With "legano" as the search word, show every line of the material that has it.

━━━━━━━━

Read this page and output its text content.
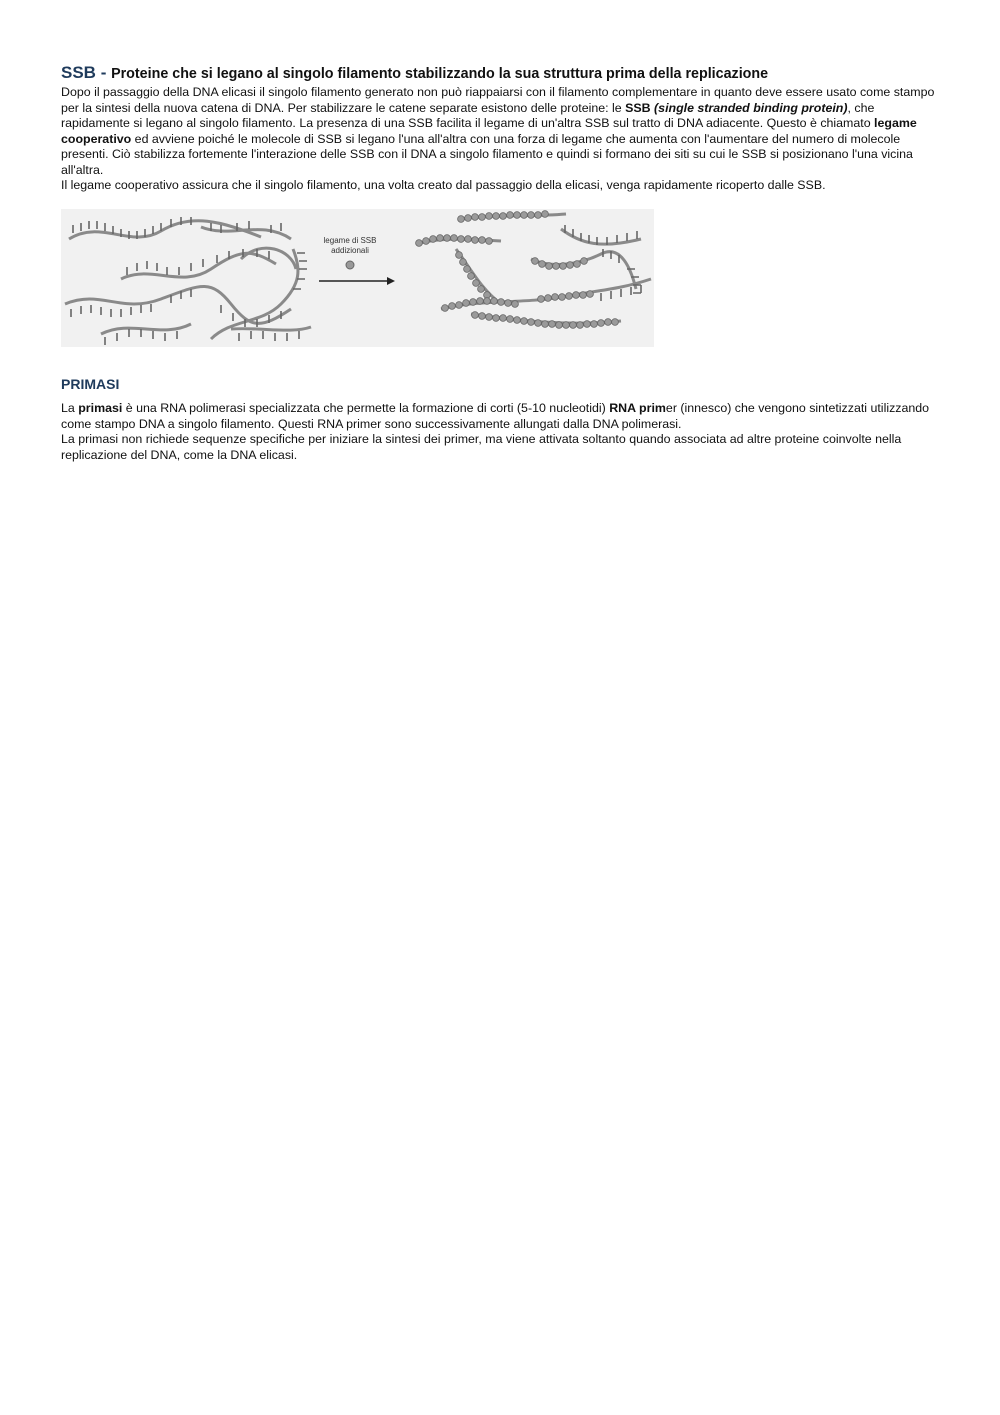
SSB - Proteine che si legano al singolo filamento stabilizzando la sua struttura prima della replicazione

Dopo il passaggio della DNA elicasi il singolo filamento generato non può riappaiarsi con il filamento complementare in quanto deve essere usato come stampo per la sintesi della nuova catena di DNA. Per stabilizzare le catene separate esistono delle proteine: le SSB (single stranded binding protein), che rapidamente si legano al singolo filamento. La presenza di una SSB facilita il legame di un'altra SSB sul tratto di DNA adiacente. Questo è chiamato legame cooperativo ed avviene poiché le molecole di SSB si legano l'una all'altra con una forza di legame che aumenta con l'aumentare del numero di molecole presenti. Ciò stabilizza fortemente l'interazione delle SSB con il DNA a singolo filamento e quindi si formano dei siti su cui le SSB si posizionano l'una vicina all'altra.

Il legame cooperativo assicura che il singolo filamento, una volta creato dal passaggio della elicasi, venga rapidamente ricoperto dalle SSB.

legame di SSB
addizionali
PRIMASI

La primasi è una RNA polimerasi specializzata che permette la formazione di corti (5-10 nucleotidi) RNA primer (innesco) che vengono sintetizzati utilizzando come stampo DNA a singolo filamento. Questi RNA primer sono successivamente allungati dalla DNA polimerasi.

La primasi non richiede sequenze specifiche per iniziare la sintesi dei primer, ma viene attivata soltanto quando associata ad altre proteine coinvolte nella replicazione del DNA, come la DNA elicasi.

━━━━━━━━

◆ RESPONSE BELOW
SSB - Proteine che si legano al singolo filamento stabilizzando la sua struttura prima della replicazione
Dopo il passaggio della DNA elicasi il singolo filamento generato non può riappaiarsi con il filamento complementare in quanto deve essere usato come stampo per la sintesi della nuova catena di DNA. Per stabilizzare le catene separate esistono delle proteine: le SSB (single stranded binding protein), che rapidamente si legano al singolo filamento. La presenza di una SSB facilita il legame di un'altra SSB sul tratto di DNA adiacente. Questo è chiamato legame cooperativo ed avviene poiché le molecole di SSB si legano l'una all'altra con una forza di legame che aumenta con l'aumentare del numero di molecole presenti. Ciò stabilizza fortemente l'interazione delle SSB con il DNA a singolo filamento e quindi si formano dei siti su cui le SSB si posizionano l'una vicina all'altra.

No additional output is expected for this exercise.